▸ DATA SUPPLIED
__________________________________________________
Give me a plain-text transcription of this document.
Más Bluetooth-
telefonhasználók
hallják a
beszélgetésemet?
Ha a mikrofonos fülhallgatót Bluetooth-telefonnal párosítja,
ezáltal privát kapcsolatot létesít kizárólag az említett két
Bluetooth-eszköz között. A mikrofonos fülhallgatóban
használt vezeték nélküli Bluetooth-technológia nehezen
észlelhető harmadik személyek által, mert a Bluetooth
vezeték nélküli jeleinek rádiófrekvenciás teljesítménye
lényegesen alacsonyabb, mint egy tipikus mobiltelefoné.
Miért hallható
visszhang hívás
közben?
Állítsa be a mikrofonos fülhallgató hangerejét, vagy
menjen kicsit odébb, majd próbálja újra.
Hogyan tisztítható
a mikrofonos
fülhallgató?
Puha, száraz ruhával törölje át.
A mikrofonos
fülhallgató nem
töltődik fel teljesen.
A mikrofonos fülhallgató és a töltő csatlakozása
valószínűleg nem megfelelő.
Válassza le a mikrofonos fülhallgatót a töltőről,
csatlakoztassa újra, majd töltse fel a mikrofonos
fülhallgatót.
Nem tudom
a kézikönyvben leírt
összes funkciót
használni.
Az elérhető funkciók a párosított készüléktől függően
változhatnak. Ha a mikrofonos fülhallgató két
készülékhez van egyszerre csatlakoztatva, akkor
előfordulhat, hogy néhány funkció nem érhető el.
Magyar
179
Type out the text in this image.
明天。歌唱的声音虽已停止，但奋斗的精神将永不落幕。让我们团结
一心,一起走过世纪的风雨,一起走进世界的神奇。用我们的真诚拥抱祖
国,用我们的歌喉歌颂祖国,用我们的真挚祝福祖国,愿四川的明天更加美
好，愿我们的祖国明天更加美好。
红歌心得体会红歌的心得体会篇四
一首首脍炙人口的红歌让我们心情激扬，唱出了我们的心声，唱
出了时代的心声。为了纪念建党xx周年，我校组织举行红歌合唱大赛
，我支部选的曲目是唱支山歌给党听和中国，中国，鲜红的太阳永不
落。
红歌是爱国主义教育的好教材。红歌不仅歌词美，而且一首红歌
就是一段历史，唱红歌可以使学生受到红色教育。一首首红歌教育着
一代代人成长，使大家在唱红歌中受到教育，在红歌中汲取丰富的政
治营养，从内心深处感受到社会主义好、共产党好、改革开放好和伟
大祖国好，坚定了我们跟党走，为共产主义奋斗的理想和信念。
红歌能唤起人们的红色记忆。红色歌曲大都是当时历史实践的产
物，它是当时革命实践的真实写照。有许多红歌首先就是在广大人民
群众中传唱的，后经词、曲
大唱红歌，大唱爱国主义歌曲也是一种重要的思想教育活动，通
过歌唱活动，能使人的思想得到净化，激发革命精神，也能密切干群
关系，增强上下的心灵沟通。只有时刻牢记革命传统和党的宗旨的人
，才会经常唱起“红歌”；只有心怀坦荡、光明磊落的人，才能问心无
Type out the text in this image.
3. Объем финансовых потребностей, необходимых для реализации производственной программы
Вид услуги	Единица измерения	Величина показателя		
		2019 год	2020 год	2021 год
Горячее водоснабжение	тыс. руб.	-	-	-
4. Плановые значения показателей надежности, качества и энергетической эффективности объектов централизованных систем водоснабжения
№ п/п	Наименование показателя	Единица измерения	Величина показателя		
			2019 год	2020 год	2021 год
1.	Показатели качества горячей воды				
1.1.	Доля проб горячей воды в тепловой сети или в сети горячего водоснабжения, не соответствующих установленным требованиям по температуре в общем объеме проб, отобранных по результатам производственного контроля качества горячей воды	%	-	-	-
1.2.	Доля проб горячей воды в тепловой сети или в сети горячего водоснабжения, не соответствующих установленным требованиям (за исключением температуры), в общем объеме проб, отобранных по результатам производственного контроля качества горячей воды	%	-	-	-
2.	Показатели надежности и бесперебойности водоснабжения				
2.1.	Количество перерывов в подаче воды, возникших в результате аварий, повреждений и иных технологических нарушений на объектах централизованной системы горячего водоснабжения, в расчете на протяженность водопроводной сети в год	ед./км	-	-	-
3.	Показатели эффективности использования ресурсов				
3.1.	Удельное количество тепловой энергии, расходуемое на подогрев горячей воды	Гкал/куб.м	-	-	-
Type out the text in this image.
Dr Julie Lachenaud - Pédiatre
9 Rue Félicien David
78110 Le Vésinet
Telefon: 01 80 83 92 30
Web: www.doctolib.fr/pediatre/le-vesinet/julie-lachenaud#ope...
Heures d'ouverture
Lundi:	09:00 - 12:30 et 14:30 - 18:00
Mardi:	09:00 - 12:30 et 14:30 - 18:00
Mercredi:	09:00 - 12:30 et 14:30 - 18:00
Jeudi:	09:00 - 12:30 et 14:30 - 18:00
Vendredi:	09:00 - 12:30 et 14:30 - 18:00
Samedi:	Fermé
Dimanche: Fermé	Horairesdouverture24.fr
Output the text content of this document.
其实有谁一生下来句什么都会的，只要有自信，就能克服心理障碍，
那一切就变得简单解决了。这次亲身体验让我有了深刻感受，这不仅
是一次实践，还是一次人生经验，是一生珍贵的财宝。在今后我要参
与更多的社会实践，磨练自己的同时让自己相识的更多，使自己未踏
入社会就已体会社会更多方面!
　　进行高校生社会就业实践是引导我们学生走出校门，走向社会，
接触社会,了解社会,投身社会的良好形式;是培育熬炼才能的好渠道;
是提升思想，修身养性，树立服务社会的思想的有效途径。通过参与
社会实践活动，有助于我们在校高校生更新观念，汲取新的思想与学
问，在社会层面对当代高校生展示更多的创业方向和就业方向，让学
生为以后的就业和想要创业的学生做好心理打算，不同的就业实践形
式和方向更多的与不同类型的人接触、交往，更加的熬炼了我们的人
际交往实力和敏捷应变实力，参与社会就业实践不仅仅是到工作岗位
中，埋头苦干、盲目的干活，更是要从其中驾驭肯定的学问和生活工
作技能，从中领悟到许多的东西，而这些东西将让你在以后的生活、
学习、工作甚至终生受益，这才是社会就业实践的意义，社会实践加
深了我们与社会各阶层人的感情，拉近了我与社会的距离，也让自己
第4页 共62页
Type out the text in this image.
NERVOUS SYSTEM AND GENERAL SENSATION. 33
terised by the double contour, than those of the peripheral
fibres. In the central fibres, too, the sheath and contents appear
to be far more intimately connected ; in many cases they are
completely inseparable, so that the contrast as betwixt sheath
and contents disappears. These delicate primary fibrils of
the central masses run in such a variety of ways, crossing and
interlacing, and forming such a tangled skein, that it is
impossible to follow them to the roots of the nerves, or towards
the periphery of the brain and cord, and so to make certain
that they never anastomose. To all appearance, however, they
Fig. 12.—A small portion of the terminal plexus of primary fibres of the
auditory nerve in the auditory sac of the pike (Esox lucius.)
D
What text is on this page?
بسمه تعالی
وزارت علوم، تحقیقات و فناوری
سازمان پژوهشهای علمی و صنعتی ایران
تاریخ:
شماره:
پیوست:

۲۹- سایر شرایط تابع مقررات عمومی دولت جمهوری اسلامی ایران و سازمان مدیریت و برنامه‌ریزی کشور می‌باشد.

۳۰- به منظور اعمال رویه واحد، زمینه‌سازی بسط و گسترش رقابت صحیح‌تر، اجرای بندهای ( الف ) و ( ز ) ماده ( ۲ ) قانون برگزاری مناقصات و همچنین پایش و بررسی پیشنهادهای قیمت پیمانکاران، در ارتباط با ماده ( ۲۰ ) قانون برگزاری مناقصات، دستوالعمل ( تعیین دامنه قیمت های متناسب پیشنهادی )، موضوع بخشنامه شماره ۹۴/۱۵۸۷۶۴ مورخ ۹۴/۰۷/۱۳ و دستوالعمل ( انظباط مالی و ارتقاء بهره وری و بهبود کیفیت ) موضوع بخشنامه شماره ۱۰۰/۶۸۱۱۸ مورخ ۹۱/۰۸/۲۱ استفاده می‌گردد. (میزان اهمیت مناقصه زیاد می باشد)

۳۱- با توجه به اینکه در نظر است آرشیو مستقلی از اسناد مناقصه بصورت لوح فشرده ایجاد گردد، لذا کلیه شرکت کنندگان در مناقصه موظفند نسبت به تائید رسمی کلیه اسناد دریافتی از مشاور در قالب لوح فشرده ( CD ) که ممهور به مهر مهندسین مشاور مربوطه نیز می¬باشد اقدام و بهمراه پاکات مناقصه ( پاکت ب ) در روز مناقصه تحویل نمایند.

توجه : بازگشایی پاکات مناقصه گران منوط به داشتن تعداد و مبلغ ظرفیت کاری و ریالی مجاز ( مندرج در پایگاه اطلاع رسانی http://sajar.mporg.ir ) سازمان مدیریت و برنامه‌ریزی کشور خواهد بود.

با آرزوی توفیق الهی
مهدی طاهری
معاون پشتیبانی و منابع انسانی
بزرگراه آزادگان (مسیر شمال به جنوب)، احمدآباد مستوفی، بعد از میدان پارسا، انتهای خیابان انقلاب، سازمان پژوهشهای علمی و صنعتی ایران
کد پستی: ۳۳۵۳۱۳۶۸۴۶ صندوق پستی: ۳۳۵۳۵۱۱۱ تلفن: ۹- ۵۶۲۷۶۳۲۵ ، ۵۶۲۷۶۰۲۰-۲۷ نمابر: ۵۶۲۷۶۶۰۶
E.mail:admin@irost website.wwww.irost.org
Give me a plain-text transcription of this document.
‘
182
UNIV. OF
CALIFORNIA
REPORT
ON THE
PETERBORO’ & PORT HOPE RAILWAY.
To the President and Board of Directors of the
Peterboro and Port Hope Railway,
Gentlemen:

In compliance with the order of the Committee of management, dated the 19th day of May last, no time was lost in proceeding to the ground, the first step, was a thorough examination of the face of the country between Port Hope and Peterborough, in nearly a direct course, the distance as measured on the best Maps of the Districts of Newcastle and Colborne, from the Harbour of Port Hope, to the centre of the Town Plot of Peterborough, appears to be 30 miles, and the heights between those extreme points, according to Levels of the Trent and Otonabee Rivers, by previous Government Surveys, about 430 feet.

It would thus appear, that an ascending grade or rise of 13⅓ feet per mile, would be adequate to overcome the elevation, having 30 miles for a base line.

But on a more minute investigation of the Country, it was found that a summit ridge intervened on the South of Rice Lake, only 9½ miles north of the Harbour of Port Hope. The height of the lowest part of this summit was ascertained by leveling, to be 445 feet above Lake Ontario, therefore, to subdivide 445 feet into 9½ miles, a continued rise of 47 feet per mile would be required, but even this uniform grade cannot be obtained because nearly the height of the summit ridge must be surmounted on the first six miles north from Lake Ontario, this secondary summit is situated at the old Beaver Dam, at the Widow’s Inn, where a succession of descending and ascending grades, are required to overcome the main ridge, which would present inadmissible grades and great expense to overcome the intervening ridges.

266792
__________________________________________________
▸ PROBLEM TO SOLVE
Check each line above for the string "Bluetooth", then copy the ones that have it.

▸ EXERCISE ANSWER
Más Bluetooth-
Ha a mikrofonos fülhallgatót Bluetooth-telefonnal párosítja,
Bluetooth-eszköz között. A mikrofonos fülhallgatóban
használt vezeték nélküli Bluetooth-technológia nehezen
észlelhető harmadik személyek által, mert a Bluetooth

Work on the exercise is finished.